Data to use:
● ● ● ●
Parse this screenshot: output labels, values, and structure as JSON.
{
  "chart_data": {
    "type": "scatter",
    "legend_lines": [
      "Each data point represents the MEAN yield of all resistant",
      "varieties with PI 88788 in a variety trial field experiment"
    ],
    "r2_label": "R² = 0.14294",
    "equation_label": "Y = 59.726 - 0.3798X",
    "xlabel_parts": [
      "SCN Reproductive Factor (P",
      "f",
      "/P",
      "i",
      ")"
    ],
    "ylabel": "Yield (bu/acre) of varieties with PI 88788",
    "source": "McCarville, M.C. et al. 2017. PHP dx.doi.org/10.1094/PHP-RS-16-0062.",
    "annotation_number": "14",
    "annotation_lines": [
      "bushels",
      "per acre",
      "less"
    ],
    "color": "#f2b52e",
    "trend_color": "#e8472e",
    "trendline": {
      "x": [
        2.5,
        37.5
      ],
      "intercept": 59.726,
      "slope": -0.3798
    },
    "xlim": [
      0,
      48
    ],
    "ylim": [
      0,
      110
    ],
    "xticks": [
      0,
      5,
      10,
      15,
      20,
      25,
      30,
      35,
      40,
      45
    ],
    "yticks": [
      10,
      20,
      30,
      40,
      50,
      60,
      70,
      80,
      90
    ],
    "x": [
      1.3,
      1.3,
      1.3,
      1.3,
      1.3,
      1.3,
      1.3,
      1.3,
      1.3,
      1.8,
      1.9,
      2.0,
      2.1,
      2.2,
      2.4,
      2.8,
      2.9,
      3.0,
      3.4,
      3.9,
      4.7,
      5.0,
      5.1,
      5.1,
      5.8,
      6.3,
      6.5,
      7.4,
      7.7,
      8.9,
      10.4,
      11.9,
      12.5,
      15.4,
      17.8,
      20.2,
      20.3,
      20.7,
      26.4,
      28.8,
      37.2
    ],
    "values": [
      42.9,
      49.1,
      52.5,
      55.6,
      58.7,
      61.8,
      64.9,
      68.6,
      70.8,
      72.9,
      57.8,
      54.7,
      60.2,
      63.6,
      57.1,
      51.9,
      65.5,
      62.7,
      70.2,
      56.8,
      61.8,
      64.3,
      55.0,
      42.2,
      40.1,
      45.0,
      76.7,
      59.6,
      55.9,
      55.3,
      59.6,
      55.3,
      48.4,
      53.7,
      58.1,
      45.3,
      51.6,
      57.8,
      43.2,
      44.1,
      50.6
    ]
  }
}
● ● ● ●
Work to be completed: Each line must be given again exactly as written above.

Response:
Parse this screenshot: output labels, values, and structure as JSON.
{
  "chart_data": {
    "type": "scatter",
    "legend_lines": [
      "Each data point represents the MEAN yield of all resistant",
      "varieties with PI 88788 in a variety trial field experiment"
    ],
    "r2_label": "R² = 0.14294",
    "equation_label": "Y = 59.726 - 0.3798X",
    "xlabel_parts": [
      "SCN Reproductive Factor (P",
      "f",
      "/P",
      "i",
      ")"
    ],
    "ylabel": "Yield (bu/acre) of varieties with PI 88788",
    "source": "McCarville, M.C. et al. 2017. PHP dx.doi.org/10.1094/PHP-RS-16-0062.",
    "annotation_number": "14",
    "annotation_lines": [
      "bushels",
      "per acre",
      "less"
    ],
    "color": "#f2b52e",
    "trend_color": "#e8472e",
    "trendline": {
      "x": [
        2.5,
        37.5
      ],
      "intercept": 59.726,
      "slope": -0.3798
    },
    "xlim": [
      0,
      48
    ],
    "ylim": [
      0,
      110
    ],
    "xticks": [
      0,
      5,
      10,
      15,
      20,
      25,
      30,
      35,
      40,
      45
    ],
    "yticks": [
      10,
      20,
      30,
      40,
      50,
      60,
      70,
      80,
      90
    ],
    "x": [
      1.3,
      1.3,
      1.3,
      1.3,
      1.3,
      1.3,
      1.3,
      1.3,
      1.3,
      1.8,
      1.9,
      2.0,
      2.1,
      2.2,
      2.4,
      2.8,
      2.9,
      3.0,
      3.4,
      3.9,
      4.7,
      5.0,
      5.1,
      5.1,
      5.8,
      6.3,
      6.5,
      7.4,
      7.7,
      8.9,
      10.4,
      11.9,
      12.5,
      15.4,
      17.8,
      20.2,
      20.3,
      20.7,
      26.4,
      28.8,
      37.2
    ],
    "values": [
      42.9,
      49.1,
      52.5,
      55.6,
      58.7,
      61.8,
      64.9,
      68.6,
      70.8,
      72.9,
      57.8,
      54.7,
      60.2,
      63.6,
      57.1,
      51.9,
      65.5,
      62.7,
      70.2,
      56.8,
      61.8,
      64.3,
      55.0,
      42.2,
      40.1,
      45.0,
      76.7,
      59.6,
      55.9,
      55.3,
      59.6,
      55.3,
      48.4,
      53.7,
      58.1,
      45.3,
      51.6,
      57.8,
      43.2,
      44.1,
      50.6
    ]
  }
}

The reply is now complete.